*TASK STATEMENT*.
Can you output the records below exactly as they are written?
**** RECORD LIST ****
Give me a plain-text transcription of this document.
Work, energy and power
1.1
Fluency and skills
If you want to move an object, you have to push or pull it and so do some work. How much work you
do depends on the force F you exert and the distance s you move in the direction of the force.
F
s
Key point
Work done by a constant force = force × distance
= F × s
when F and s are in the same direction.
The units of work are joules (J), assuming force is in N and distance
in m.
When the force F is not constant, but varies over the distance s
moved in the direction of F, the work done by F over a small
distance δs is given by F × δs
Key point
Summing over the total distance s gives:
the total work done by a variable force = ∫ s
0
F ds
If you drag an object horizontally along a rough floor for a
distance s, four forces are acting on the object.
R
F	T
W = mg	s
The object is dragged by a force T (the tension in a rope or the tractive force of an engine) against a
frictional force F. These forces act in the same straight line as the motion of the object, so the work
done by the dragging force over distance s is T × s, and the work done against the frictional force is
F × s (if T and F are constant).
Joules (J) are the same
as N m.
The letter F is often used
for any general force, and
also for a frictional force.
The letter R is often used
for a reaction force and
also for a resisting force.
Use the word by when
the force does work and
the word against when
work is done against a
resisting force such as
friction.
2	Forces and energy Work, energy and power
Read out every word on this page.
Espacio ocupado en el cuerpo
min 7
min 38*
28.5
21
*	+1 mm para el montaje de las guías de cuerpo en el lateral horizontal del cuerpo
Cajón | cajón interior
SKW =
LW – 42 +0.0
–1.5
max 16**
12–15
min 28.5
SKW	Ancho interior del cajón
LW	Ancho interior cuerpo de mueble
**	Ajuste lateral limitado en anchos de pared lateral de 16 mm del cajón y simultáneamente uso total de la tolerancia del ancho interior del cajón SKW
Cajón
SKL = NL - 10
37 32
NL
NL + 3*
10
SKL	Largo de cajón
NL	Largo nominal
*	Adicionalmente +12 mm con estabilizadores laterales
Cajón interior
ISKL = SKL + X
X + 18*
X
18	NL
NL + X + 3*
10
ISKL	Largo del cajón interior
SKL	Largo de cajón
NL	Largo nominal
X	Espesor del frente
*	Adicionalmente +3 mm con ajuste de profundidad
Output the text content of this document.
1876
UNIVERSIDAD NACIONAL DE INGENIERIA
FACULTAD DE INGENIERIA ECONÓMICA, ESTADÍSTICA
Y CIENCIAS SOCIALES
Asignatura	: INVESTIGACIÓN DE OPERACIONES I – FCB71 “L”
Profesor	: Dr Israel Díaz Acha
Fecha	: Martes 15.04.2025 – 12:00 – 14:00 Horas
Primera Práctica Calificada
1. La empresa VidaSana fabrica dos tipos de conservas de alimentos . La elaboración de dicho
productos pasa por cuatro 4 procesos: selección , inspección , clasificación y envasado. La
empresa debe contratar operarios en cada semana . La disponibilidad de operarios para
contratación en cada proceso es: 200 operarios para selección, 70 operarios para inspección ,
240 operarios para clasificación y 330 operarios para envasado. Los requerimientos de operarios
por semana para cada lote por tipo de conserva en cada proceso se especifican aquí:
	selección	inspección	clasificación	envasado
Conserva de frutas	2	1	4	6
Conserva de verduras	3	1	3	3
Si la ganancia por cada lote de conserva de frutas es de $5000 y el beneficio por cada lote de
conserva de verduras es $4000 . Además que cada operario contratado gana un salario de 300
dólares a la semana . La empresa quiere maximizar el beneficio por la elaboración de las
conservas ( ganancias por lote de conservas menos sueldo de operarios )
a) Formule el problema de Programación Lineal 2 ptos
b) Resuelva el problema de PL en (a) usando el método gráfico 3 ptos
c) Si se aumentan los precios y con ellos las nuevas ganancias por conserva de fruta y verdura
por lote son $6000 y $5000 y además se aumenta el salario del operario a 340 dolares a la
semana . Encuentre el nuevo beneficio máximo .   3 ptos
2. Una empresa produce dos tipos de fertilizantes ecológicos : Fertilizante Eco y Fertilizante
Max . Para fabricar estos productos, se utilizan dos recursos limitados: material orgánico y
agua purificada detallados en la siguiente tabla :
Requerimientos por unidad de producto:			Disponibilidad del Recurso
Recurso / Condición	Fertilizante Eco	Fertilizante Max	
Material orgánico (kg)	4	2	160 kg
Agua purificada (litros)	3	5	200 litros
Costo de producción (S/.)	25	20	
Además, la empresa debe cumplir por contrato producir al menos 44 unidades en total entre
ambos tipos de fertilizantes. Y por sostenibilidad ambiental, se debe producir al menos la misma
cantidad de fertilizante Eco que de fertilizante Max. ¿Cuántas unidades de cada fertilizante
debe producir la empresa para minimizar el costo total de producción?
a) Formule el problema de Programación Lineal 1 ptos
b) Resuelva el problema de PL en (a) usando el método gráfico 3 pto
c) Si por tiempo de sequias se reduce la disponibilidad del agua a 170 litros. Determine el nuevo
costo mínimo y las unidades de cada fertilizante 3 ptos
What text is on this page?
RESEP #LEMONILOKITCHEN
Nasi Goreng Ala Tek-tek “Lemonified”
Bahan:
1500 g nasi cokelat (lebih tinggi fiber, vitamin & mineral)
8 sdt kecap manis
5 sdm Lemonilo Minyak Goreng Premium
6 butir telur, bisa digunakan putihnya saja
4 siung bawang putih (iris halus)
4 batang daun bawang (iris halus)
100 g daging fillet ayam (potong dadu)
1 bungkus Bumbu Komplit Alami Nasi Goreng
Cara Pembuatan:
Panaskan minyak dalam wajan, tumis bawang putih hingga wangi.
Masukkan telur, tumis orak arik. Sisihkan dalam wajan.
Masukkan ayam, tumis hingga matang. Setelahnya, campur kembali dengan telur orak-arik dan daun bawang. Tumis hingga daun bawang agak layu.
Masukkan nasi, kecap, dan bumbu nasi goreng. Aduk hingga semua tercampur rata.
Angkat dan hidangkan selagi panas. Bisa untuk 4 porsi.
****
*ANSWER TO THE TASK*.
Give me a plain-text transcription of this document.
Work, energy and power
1.1
Fluency and skills
If you want to move an object, you have to push or pull it and so do some work. How much work you
do depends on the force F you exert and the distance s you move in the direction of the force.
F
s
Key point
Work done by a constant force = force × distance
= F × s
when F and s are in the same direction.
The units of work are joules (J), assuming force is in N and distance
in m.
When the force F is not constant, but varies over the distance s
moved in the direction of F, the work done by F over a small
distance δs is given by F × δs
Key point
Summing over the total distance s gives:
the total work done by a variable force = ∫ s
0
F ds
If you drag an object horizontally along a rough floor for a
distance s, four forces are acting on the object.
R
F	T
W = mg	s
The object is dragged by a force T (the tension in a rope or the tractive force of an engine) against a
frictional force F. These forces act in the same straight line as the motion of the object, so the work
done by the dragging force over distance s is T × s, and the work done against the frictional force is
F × s (if T and F are constant).
Joules (J) are the same
as N m.
The letter F is often used
for any general force, and
also for a frictional force.
The letter R is often used
for a reaction force and
also for a resisting force.
Use the word by when
the force does work and
the word against when
work is done against a
resisting force such as
friction.
2	Forces and energy Work, energy and power
Read out every word on this page.
Espacio ocupado en el cuerpo
min 7
min 38*
28.5
21
*	+1 mm para el montaje de las guías de cuerpo en el lateral horizontal del cuerpo
Cajón | cajón interior
SKW =
LW – 42 +0.0
–1.5
max 16**
12–15
min 28.5
SKW	Ancho interior del cajón
LW	Ancho interior cuerpo de mueble
**	Ajuste lateral limitado en anchos de pared lateral de 16 mm del cajón y simultáneamente uso total de la tolerancia del ancho interior del cajón SKW
Cajón
SKL = NL - 10
37 32
NL
NL + 3*
10
SKL	Largo de cajón
NL	Largo nominal
*	Adicionalmente +12 mm con estabilizadores laterales
Cajón interior
ISKL = SKL + X
X + 18*
X
18	NL
NL + X + 3*
10
ISKL	Largo del cajón interior
SKL	Largo de cajón
NL	Largo nominal
X	Espesor del frente
*	Adicionalmente +3 mm con ajuste de profundidad
Output the text content of this document.
1876
UNIVERSIDAD NACIONAL DE INGENIERIA
FACULTAD DE INGENIERIA ECONÓMICA, ESTADÍSTICA
Y CIENCIAS SOCIALES
Asignatura	: INVESTIGACIÓN DE OPERACIONES I – FCB71 “L”
Profesor	: Dr Israel Díaz Acha
Fecha	: Martes 15.04.2025 – 12:00 – 14:00 Horas
Primera Práctica Calificada
1. La empresa VidaSana fabrica dos tipos de conservas de alimentos . La elaboración de dicho
productos pasa por cuatro 4 procesos: selección , inspección , clasificación y envasado. La
empresa debe contratar operarios en cada semana . La disponibilidad de operarios para
contratación en cada proceso es: 200 operarios para selección, 70 operarios para inspección ,
240 operarios para clasificación y 330 operarios para envasado. Los requerimientos de operarios
por semana para cada lote por tipo de conserva en cada proceso se especifican aquí:
	selección	inspección	clasificación	envasado
Conserva de frutas	2	1	4	6
Conserva de verduras	3	1	3	3
Si la ganancia por cada lote de conserva de frutas es de $5000 y el beneficio por cada lote de
conserva de verduras es $4000 . Además que cada operario contratado gana un salario de 300
dólares a la semana . La empresa quiere maximizar el beneficio por la elaboración de las
conservas ( ganancias por lote de conservas menos sueldo de operarios )
a) Formule el problema de Programación Lineal 2 ptos
b) Resuelva el problema de PL en (a) usando el método gráfico 3 ptos
c) Si se aumentan los precios y con ellos las nuevas ganancias por conserva de fruta y verdura
por lote son $6000 y $5000 y además se aumenta el salario del operario a 340 dolares a la
semana . Encuentre el nuevo beneficio máximo .   3 ptos
2. Una empresa produce dos tipos de fertilizantes ecológicos : Fertilizante Eco y Fertilizante
Max . Para fabricar estos productos, se utilizan dos recursos limitados: material orgánico y
agua purificada detallados en la siguiente tabla :
Requerimientos por unidad de producto:			Disponibilidad del Recurso
Recurso / Condición	Fertilizante Eco	Fertilizante Max	
Material orgánico (kg)	4	2	160 kg
Agua purificada (litros)	3	5	200 litros
Costo de producción (S/.)	25	20	
Además, la empresa debe cumplir por contrato producir al menos 44 unidades en total entre
ambos tipos de fertilizantes. Y por sostenibilidad ambiental, se debe producir al menos la misma
cantidad de fertilizante Eco que de fertilizante Max. ¿Cuántas unidades de cada fertilizante
debe producir la empresa para minimizar el costo total de producción?
a) Formule el problema de Programación Lineal 1 ptos
b) Resuelva el problema de PL en (a) usando el método gráfico 3 pto
c) Si por tiempo de sequias se reduce la disponibilidad del agua a 170 litros. Determine el nuevo
costo mínimo y las unidades de cada fertilizante 3 ptos
What text is on this page?
RESEP #LEMONILOKITCHEN
Nasi Goreng Ala Tek-tek “Lemonified”
Bahan:
1500 g nasi cokelat (lebih tinggi fiber, vitamin & mineral)
8 sdt kecap manis
5 sdm Lemonilo Minyak Goreng Premium
6 butir telur, bisa digunakan putihnya saja
4 siung bawang putih (iris halus)
4 batang daun bawang (iris halus)
100 g daging fillet ayam (potong dadu)
1 bungkus Bumbu Komplit Alami Nasi Goreng
Cara Pembuatan:
Panaskan minyak dalam wajan, tumis bawang putih hingga wangi.
Masukkan telur, tumis orak arik. Sisihkan dalam wajan.
Masukkan ayam, tumis hingga matang. Setelahnya, campur kembali dengan telur orak-arik dan daun bawang. Tumis hingga daun bawang agak layu.
Masukkan nasi, kecap, dan bumbu nasi goreng. Aduk hingga semua tercampur rata.
Angkat dan hidangkan selagi panas. Bisa untuk 4 porsi.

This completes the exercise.